- [Written request]
Copy out all lines that hold "документу".

- [Data provided]
####################

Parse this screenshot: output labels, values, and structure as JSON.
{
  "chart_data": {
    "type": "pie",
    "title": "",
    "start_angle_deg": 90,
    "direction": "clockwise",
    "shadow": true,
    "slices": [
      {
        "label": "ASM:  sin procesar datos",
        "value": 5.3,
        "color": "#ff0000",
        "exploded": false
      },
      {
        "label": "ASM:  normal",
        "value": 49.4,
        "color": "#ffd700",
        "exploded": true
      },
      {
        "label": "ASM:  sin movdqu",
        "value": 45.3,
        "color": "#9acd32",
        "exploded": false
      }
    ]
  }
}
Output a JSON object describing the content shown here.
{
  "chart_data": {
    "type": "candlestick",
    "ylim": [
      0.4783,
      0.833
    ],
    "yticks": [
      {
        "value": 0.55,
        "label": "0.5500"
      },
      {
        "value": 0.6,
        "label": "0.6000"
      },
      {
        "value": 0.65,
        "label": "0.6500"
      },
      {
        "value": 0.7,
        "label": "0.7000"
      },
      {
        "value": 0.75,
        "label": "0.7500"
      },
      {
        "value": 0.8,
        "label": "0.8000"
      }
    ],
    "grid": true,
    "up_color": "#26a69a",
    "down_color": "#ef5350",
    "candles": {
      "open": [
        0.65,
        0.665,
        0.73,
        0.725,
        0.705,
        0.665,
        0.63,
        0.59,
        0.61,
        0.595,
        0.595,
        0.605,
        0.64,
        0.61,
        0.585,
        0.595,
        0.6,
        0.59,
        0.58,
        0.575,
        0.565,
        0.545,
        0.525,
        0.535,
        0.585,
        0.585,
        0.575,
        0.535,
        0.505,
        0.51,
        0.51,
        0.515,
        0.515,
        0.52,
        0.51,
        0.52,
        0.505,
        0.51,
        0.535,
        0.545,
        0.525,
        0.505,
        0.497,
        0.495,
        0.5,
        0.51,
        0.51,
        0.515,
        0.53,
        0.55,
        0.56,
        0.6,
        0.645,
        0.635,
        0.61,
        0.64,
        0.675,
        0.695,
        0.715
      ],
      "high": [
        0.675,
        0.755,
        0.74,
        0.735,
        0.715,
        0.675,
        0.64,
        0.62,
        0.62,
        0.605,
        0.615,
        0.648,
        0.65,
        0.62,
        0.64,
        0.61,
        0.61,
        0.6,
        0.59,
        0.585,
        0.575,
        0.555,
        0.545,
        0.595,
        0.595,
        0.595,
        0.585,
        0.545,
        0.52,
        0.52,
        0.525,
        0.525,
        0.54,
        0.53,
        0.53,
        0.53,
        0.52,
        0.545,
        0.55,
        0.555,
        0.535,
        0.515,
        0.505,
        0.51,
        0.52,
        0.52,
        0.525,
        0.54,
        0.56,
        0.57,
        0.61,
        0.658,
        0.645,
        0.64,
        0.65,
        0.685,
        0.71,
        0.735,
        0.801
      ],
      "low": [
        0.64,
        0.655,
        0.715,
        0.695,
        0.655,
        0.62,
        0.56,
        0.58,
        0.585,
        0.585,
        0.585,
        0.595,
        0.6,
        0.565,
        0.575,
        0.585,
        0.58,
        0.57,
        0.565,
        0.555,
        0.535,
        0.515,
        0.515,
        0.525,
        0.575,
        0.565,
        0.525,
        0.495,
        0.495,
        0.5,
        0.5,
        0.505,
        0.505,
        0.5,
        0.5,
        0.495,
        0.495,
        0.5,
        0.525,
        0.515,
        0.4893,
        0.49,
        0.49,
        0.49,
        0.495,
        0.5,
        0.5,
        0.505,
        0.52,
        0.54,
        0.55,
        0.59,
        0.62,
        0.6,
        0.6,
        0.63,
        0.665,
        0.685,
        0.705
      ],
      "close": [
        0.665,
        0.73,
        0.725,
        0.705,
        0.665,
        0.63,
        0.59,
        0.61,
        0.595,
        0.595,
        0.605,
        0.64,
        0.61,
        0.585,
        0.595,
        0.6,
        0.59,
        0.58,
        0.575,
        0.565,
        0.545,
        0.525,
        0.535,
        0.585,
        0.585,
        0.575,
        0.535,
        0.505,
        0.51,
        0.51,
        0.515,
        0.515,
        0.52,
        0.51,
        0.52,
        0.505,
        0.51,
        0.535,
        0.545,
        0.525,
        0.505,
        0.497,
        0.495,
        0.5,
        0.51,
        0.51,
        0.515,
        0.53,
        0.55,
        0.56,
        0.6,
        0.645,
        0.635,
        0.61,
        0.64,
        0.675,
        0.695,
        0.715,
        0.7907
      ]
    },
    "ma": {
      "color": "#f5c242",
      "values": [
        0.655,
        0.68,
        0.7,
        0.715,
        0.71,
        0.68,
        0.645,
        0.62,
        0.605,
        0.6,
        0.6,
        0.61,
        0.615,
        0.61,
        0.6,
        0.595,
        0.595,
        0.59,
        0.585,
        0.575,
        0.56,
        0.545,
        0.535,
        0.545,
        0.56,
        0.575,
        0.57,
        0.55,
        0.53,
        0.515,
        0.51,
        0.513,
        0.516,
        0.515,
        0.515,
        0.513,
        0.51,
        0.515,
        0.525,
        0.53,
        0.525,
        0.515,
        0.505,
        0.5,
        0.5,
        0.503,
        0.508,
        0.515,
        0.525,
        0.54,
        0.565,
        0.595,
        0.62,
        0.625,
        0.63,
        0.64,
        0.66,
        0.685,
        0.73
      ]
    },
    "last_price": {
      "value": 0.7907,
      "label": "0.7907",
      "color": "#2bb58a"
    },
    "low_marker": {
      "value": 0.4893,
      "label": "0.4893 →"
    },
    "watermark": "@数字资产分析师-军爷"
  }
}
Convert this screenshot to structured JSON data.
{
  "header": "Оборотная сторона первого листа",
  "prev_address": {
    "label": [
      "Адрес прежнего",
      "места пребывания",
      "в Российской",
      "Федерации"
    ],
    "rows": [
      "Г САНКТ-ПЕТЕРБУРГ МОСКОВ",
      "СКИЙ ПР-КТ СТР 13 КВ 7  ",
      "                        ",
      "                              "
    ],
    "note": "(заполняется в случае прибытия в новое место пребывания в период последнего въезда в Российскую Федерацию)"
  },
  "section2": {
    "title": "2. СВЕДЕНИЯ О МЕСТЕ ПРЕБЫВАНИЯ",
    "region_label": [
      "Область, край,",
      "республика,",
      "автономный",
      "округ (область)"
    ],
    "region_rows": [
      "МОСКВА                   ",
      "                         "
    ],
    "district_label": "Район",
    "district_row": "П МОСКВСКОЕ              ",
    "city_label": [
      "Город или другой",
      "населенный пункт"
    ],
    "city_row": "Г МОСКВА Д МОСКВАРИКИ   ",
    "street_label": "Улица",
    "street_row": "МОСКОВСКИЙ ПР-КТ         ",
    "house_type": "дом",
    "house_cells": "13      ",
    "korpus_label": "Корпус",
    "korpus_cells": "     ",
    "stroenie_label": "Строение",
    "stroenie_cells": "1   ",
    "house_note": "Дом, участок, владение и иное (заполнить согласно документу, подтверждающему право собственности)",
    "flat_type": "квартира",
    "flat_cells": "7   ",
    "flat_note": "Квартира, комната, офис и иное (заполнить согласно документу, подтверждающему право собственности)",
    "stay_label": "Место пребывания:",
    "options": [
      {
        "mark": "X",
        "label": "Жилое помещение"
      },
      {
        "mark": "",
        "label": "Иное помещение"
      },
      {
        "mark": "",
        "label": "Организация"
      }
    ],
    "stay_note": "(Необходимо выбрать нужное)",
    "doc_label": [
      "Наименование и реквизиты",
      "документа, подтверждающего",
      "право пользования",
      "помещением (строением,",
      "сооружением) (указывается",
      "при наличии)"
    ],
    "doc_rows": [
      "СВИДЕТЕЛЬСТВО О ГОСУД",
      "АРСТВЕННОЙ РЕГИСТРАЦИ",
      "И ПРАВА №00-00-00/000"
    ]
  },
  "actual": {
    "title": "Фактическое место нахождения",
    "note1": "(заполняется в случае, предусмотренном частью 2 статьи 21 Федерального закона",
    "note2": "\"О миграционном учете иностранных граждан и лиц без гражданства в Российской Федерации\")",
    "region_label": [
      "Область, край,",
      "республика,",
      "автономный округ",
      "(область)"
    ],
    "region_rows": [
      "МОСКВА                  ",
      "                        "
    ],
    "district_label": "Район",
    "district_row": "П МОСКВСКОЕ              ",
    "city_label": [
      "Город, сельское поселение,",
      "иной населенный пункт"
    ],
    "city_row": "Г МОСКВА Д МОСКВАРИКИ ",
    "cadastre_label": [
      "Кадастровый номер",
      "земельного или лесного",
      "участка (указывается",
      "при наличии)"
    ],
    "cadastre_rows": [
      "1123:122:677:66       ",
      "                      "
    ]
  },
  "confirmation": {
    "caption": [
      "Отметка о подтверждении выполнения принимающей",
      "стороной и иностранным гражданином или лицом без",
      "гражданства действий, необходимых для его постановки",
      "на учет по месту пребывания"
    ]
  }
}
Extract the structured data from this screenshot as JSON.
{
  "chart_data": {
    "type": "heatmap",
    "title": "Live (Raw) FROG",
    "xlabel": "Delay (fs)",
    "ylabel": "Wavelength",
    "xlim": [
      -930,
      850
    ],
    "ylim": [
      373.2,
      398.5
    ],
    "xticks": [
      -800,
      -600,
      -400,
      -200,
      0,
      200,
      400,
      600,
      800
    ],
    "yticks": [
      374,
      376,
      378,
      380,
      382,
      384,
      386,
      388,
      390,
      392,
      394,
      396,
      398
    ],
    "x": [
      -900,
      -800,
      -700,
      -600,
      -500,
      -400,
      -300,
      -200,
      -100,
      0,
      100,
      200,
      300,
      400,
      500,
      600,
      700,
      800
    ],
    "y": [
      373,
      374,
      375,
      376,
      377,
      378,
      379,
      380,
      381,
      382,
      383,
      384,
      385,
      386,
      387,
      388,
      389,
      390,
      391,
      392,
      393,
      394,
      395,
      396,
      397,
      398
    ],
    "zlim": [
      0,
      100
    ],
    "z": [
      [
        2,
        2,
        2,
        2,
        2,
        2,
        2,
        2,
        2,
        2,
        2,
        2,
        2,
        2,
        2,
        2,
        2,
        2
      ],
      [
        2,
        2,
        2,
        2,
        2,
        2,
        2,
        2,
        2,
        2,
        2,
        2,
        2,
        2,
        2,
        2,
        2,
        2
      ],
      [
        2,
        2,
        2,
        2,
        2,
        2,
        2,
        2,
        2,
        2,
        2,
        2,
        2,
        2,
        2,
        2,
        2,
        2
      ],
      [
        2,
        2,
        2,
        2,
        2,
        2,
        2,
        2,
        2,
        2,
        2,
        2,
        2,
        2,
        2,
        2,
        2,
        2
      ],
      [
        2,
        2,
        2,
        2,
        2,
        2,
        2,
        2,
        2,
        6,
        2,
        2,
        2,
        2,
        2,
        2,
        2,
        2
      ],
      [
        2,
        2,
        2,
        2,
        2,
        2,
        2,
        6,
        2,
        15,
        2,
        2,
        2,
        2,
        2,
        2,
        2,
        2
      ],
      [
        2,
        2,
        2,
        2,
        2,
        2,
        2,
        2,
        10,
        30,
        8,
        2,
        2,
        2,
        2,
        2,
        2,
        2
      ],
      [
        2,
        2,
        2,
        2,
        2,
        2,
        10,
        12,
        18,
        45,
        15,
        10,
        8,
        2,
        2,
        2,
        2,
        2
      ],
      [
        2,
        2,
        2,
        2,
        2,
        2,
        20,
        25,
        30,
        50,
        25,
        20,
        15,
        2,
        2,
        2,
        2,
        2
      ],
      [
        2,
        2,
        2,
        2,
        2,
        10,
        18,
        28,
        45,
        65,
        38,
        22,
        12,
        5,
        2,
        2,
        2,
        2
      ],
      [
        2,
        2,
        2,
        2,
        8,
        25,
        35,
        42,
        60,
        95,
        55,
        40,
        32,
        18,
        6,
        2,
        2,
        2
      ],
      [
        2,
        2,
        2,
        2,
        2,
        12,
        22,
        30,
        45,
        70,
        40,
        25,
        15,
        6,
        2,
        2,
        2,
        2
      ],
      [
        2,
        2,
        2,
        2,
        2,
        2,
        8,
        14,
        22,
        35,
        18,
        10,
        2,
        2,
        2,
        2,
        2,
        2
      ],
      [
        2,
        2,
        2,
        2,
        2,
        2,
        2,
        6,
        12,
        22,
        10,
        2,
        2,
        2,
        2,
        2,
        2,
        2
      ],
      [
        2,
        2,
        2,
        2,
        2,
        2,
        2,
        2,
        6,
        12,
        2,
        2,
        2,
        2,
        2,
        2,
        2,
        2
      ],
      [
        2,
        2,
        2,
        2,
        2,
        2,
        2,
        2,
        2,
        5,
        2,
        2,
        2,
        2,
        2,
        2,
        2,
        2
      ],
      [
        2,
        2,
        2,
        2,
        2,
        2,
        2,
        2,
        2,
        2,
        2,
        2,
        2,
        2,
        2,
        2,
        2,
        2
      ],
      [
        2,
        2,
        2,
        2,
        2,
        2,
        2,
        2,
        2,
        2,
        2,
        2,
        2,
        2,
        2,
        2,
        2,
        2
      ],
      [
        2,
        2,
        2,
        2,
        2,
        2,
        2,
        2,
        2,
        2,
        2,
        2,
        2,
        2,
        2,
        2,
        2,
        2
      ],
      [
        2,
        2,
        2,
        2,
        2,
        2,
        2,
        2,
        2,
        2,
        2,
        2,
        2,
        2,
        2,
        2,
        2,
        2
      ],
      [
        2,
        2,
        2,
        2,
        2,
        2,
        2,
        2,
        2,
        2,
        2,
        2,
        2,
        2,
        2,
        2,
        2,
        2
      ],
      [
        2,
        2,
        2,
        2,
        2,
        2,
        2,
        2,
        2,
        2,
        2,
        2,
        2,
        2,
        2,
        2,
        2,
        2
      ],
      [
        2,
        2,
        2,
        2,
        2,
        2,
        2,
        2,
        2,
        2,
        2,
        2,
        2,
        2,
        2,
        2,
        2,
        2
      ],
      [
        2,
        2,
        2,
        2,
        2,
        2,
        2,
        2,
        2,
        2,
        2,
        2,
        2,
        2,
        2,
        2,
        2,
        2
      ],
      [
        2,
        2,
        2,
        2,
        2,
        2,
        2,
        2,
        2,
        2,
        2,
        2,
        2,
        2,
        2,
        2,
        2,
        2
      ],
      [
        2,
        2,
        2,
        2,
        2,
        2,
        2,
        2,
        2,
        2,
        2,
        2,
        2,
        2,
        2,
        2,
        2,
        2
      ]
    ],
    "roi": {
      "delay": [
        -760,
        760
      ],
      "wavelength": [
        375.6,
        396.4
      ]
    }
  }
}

####################

- [Output below]
    "house_note": "Дом, участок, владение и иное (заполнить согласно документу, подтверждающему право собственности)",
    "flat_note": "Квартира, комната, офис и иное (заполнить согласно документу, подтверждающему право собственности)",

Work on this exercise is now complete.